Return each line of the data below exactly, omitting any pictures.

**Data excerpts**
---

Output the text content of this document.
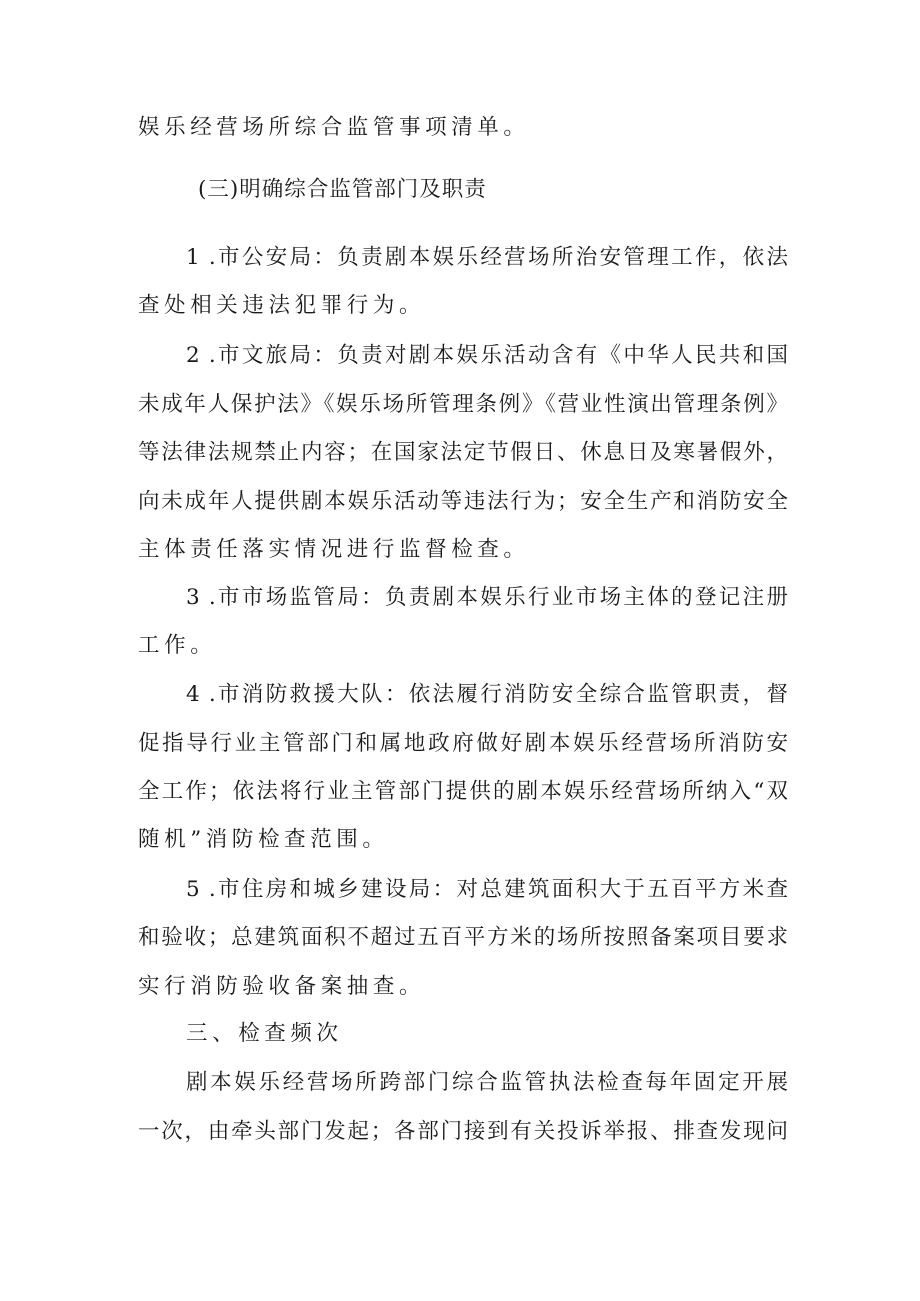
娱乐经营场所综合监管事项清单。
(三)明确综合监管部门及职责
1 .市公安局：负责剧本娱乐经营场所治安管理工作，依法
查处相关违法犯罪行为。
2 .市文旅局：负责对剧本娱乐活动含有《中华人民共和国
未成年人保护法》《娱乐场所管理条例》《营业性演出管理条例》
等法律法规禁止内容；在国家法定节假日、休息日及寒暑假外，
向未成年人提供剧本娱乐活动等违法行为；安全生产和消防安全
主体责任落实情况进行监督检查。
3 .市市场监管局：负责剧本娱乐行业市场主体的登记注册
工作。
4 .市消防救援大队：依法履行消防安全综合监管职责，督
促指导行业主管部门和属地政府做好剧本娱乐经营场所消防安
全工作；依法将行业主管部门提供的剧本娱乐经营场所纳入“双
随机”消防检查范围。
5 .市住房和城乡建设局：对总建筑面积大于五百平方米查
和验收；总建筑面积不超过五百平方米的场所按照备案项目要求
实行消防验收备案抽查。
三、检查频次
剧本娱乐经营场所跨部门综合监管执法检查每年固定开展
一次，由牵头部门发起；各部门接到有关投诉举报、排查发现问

---

**Response to this exercise**
Output the text content of this document.
娱乐经营场所综合监管事项清单。
(三)明确综合监管部门及职责
1 .市公安局：负责剧本娱乐经营场所治安管理工作，依法
查处相关违法犯罪行为。
2 .市文旅局：负责对剧本娱乐活动含有《中华人民共和国
未成年人保护法》《娱乐场所管理条例》《营业性演出管理条例》
等法律法规禁止内容；在国家法定节假日、休息日及寒暑假外，
向未成年人提供剧本娱乐活动等违法行为；安全生产和消防安全
主体责任落实情况进行监督检查。
3 .市市场监管局：负责剧本娱乐行业市场主体的登记注册
工作。
4 .市消防救援大队：依法履行消防安全综合监管职责，督
促指导行业主管部门和属地政府做好剧本娱乐经营场所消防安
全工作；依法将行业主管部门提供的剧本娱乐经营场所纳入“双
随机”消防检查范围。
5 .市住房和城乡建设局：对总建筑面积大于五百平方米查
和验收；总建筑面积不超过五百平方米的场所按照备案项目要求
实行消防验收备案抽查。
三、检查频次
剧本娱乐经营场所跨部门综合监管执法检查每年固定开展
一次，由牵头部门发起；各部门接到有关投诉举报、排查发现问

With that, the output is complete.